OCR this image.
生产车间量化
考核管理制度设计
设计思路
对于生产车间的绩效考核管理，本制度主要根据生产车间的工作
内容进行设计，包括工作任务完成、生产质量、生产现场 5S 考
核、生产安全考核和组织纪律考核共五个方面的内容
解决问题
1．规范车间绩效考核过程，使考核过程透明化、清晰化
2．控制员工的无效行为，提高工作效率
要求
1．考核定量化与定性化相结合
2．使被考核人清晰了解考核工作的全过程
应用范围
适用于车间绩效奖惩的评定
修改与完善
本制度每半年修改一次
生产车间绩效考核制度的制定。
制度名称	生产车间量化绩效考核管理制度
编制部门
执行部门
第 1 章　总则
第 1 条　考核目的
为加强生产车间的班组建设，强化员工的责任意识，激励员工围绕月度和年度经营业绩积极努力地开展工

WRITTEN PROBLEM
The records above must be output exactly, in full.

FULL OUTPUT
OCR this image.
生产车间量化
考核管理制度设计
设计思路
对于生产车间的绩效考核管理，本制度主要根据生产车间的工作
内容进行设计，包括工作任务完成、生产质量、生产现场 5S 考
核、生产安全考核和组织纪律考核共五个方面的内容
解决问题
1．规范车间绩效考核过程，使考核过程透明化、清晰化
2．控制员工的无效行为，提高工作效率
要求
1．考核定量化与定性化相结合
2．使被考核人清晰了解考核工作的全过程
应用范围
适用于车间绩效奖惩的评定
修改与完善
本制度每半年修改一次
生产车间绩效考核制度的制定。
制度名称	生产车间量化绩效考核管理制度
编制部门
执行部门
第 1 章　总则
第 1 条　考核目的
为加强生产车间的班组建设，强化员工的责任意识，激励员工围绕月度和年度经营业绩积极努力地开展工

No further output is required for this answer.